** Start **

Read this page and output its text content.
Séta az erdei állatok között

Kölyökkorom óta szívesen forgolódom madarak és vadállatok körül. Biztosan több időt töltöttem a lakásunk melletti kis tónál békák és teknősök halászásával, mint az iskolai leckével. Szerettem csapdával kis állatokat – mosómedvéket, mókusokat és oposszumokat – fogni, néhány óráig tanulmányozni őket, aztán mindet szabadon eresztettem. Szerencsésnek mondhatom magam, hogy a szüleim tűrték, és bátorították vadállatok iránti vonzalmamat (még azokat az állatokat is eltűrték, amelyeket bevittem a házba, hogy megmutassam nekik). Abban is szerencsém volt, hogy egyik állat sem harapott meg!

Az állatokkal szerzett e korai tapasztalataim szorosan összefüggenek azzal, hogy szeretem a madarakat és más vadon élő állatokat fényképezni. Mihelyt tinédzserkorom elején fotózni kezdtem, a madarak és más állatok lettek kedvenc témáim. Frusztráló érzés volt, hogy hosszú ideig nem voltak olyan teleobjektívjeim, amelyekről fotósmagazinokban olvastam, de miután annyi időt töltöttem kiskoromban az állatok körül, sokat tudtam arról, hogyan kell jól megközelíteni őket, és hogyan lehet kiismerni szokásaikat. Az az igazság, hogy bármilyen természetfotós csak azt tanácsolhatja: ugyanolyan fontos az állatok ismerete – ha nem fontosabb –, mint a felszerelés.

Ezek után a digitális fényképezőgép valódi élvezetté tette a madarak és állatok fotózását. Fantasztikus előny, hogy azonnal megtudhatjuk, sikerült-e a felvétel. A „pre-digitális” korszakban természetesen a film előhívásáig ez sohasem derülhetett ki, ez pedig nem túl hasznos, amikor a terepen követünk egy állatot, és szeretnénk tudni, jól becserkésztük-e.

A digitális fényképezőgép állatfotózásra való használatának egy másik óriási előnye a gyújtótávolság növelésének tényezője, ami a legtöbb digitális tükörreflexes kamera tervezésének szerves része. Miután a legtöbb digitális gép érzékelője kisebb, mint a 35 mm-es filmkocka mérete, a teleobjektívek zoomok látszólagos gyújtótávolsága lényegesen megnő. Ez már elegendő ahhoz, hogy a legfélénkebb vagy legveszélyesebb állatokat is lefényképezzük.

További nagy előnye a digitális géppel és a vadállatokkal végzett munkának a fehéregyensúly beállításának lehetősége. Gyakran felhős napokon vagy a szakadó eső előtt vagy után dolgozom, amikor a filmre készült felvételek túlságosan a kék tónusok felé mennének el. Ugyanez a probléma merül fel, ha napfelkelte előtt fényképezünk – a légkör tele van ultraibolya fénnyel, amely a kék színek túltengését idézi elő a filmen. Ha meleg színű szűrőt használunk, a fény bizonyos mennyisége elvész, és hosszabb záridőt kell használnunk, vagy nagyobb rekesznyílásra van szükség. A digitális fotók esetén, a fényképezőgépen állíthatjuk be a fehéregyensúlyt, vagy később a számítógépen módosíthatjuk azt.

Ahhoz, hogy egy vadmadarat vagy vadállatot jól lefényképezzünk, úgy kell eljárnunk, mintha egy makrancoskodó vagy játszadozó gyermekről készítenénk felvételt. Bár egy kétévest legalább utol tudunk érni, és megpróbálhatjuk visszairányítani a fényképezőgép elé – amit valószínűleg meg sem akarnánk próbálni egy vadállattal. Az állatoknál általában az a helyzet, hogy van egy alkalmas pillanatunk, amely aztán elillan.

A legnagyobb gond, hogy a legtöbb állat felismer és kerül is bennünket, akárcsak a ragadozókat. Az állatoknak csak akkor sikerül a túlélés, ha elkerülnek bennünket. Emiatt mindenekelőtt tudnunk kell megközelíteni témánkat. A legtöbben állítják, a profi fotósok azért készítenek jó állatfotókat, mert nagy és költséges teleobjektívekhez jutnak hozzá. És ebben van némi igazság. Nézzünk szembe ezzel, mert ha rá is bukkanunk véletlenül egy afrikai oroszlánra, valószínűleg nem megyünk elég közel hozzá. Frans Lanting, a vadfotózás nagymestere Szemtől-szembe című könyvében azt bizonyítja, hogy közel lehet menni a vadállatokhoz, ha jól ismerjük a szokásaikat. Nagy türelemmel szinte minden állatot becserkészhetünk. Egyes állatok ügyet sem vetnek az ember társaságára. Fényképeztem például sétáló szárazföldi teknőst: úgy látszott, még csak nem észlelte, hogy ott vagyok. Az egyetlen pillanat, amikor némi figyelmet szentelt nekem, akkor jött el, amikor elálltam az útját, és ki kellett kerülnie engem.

** End **

#### [What is asked]
The entries above must be returned in full, exactly as shown.

#### [Finished exercise]
Read this page and output its text content.
Séta az erdei állatok között

Kölyökkorom óta szívesen forgolódom madarak és vadállatok körül. Biztosan több időt töltöttem a lakásunk melletti kis tónál békák és teknősök halászásával, mint az iskolai leckével. Szerettem csapdával kis állatokat – mosómedvéket, mókusokat és oposszumokat – fogni, néhány óráig tanulmányozni őket, aztán mindet szabadon eresztettem. Szerencsésnek mondhatom magam, hogy a szüleim tűrték, és bátorították vadállatok iránti vonzalmamat (még azokat az állatokat is eltűrték, amelyeket bevittem a házba, hogy megmutassam nekik). Abban is szerencsém volt, hogy egyik állat sem harapott meg!

Az állatokkal szerzett e korai tapasztalataim szorosan összefüggenek azzal, hogy szeretem a madarakat és más vadon élő állatokat fényképezni. Mihelyt tinédzserkorom elején fotózni kezdtem, a madarak és más állatok lettek kedvenc témáim. Frusztráló érzés volt, hogy hosszú ideig nem voltak olyan teleobjektívjeim, amelyekről fotósmagazinokban olvastam, de miután annyi időt töltöttem kiskoromban az állatok körül, sokat tudtam arról, hogyan kell jól megközelíteni őket, és hogyan lehet kiismerni szokásaikat. Az az igazság, hogy bármilyen természetfotós csak azt tanácsolhatja: ugyanolyan fontos az állatok ismerete – ha nem fontosabb –, mint a felszerelés.

Ezek után a digitális fényképezőgép valódi élvezetté tette a madarak és állatok fotózását. Fantasztikus előny, hogy azonnal megtudhatjuk, sikerült-e a felvétel. A „pre-digitális” korszakban természetesen a film előhívásáig ez sohasem derülhetett ki, ez pedig nem túl hasznos, amikor a terepen követünk egy állatot, és szeretnénk tudni, jól becserkésztük-e.

A digitális fényképezőgép állatfotózásra való használatának egy másik óriási előnye a gyújtótávolság növelésének tényezője, ami a legtöbb digitális tükörreflexes kamera tervezésének szerves része. Miután a legtöbb digitális gép érzékelője kisebb, mint a 35 mm-es filmkocka mérete, a teleobjektívek zoomok látszólagos gyújtótávolsága lényegesen megnő. Ez már elegendő ahhoz, hogy a legfélénkebb vagy legveszélyesebb állatokat is lefényképezzük.

További nagy előnye a digitális géppel és a vadállatokkal végzett munkának a fehéregyensúly beállításának lehetősége. Gyakran felhős napokon vagy a szakadó eső előtt vagy után dolgozom, amikor a filmre készült felvételek túlságosan a kék tónusok felé mennének el. Ugyanez a probléma merül fel, ha napfelkelte előtt fényképezünk – a légkör tele van ultraibolya fénnyel, amely a kék színek túltengését idézi elő a filmen. Ha meleg színű szűrőt használunk, a fény bizonyos mennyisége elvész, és hosszabb záridőt kell használnunk, vagy nagyobb rekesznyílásra van szükség. A digitális fotók esetén, a fényképezőgépen állíthatjuk be a fehéregyensúlyt, vagy később a számítógépen módosíthatjuk azt.

Ahhoz, hogy egy vadmadarat vagy vadállatot jól lefényképezzünk, úgy kell eljárnunk, mintha egy makrancoskodó vagy játszadozó gyermekről készítenénk felvételt. Bár egy kétévest legalább utol tudunk érni, és megpróbálhatjuk visszairányítani a fényképezőgép elé – amit valószínűleg meg sem akarnánk próbálni egy vadállattal. Az állatoknál általában az a helyzet, hogy van egy alkalmas pillanatunk, amely aztán elillan.

A legnagyobb gond, hogy a legtöbb állat felismer és kerül is bennünket, akárcsak a ragadozókat. Az állatoknak csak akkor sikerül a túlélés, ha elkerülnek bennünket. Emiatt mindenekelőtt tudnunk kell megközelíteni témánkat. A legtöbben állítják, a profi fotósok azért készítenek jó állatfotókat, mert nagy és költséges teleobjektívekhez jutnak hozzá. És ebben van némi igazság. Nézzünk szembe ezzel, mert ha rá is bukkanunk véletlenül egy afrikai oroszlánra, valószínűleg nem megyünk elég közel hozzá. Frans Lanting, a vadfotózás nagymestere Szemtől-szembe című könyvében azt bizonyítja, hogy közel lehet menni a vadállatokhoz, ha jól ismerjük a szokásaikat. Nagy türelemmel szinte minden állatot becserkészhetünk. Egyes állatok ügyet sem vetnek az ember társaságára. Fényképeztem például sétáló szárazföldi teknőst: úgy látszott, még csak nem észlelte, hogy ott vagyok. Az egyetlen pillanat, amikor némi figyelmet szentelt nekem, akkor jött el, amikor elálltam az útját, és ki kellett kerülnie engem.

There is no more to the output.